─── Available records ───

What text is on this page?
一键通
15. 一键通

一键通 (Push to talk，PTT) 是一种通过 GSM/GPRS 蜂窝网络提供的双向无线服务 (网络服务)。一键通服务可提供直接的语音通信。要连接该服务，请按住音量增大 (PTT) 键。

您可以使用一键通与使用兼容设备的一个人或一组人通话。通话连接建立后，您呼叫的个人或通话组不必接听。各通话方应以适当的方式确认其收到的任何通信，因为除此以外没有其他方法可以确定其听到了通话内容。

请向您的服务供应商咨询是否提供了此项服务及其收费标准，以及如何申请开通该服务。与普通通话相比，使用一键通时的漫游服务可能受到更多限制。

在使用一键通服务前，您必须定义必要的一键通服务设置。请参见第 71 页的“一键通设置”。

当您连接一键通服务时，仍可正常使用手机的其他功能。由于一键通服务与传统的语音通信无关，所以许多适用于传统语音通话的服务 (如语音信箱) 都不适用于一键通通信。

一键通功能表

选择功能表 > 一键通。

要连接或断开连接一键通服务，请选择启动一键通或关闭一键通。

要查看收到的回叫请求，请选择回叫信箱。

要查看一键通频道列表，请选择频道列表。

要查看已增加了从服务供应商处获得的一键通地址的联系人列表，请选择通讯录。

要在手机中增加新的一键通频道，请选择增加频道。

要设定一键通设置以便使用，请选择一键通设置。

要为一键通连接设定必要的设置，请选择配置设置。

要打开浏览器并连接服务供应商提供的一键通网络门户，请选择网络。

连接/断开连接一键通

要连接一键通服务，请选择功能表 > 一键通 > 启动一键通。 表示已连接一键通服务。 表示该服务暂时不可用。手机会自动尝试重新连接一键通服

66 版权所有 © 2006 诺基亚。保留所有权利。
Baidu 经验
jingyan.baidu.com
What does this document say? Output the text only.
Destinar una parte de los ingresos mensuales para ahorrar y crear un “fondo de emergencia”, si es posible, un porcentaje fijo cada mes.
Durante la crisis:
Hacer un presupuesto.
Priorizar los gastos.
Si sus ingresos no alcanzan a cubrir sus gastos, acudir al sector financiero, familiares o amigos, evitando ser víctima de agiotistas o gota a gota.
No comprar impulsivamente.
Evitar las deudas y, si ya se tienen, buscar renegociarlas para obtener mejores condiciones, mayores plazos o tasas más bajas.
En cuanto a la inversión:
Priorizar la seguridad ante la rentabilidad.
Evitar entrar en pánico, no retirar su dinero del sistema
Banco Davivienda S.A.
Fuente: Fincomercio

───

## Exercise
Return each entry from above without altering a single character.

## Full output
What text is on this page?
一键通
15. 一键通

一键通 (Push to talk，PTT) 是一种通过 GSM/GPRS 蜂窝网络提供的双向无线服务 (网络服务)。一键通服务可提供直接的语音通信。要连接该服务，请按住音量增大 (PTT) 键。

您可以使用一键通与使用兼容设备的一个人或一组人通话。通话连接建立后，您呼叫的个人或通话组不必接听。各通话方应以适当的方式确认其收到的任何通信，因为除此以外没有其他方法可以确定其听到了通话内容。

请向您的服务供应商咨询是否提供了此项服务及其收费标准，以及如何申请开通该服务。与普通通话相比，使用一键通时的漫游服务可能受到更多限制。

在使用一键通服务前，您必须定义必要的一键通服务设置。请参见第 71 页的“一键通设置”。

当您连接一键通服务时，仍可正常使用手机的其他功能。由于一键通服务与传统的语音通信无关，所以许多适用于传统语音通话的服务 (如语音信箱) 都不适用于一键通通信。

一键通功能表

选择功能表 > 一键通。

要连接或断开连接一键通服务，请选择启动一键通或关闭一键通。

要查看收到的回叫请求，请选择回叫信箱。

要查看一键通频道列表，请选择频道列表。

要查看已增加了从服务供应商处获得的一键通地址的联系人列表，请选择通讯录。

要在手机中增加新的一键通频道，请选择增加频道。

要设定一键通设置以便使用，请选择一键通设置。

要为一键通连接设定必要的设置，请选择配置设置。

要打开浏览器并连接服务供应商提供的一键通网络门户，请选择网络。

连接/断开连接一键通

要连接一键通服务，请选择功能表 > 一键通 > 启动一键通。 表示已连接一键通服务。 表示该服务暂时不可用。手机会自动尝试重新连接一键通服

66 版权所有 © 2006 诺基亚。保留所有权利。
Baidu 经验
jingyan.baidu.com
What does this document say? Output the text only.
Destinar una parte de los ingresos mensuales para ahorrar y crear un “fondo de emergencia”, si es posible, un porcentaje fijo cada mes.
Durante la crisis:
Hacer un presupuesto.
Priorizar los gastos.
Si sus ingresos no alcanzan a cubrir sus gastos, acudir al sector financiero, familiares o amigos, evitando ser víctima de agiotistas o gota a gota.
No comprar impulsivamente.
Evitar las deudas y, si ya se tienen, buscar renegociarlas para obtener mejores condiciones, mayores plazos o tasas más bajas.
En cuanto a la inversión:
Priorizar la seguridad ante la rentabilidad.
Evitar entrar en pánico, no retirar su dinero del sistema
Banco Davivienda S.A.
Fuente: Fincomercio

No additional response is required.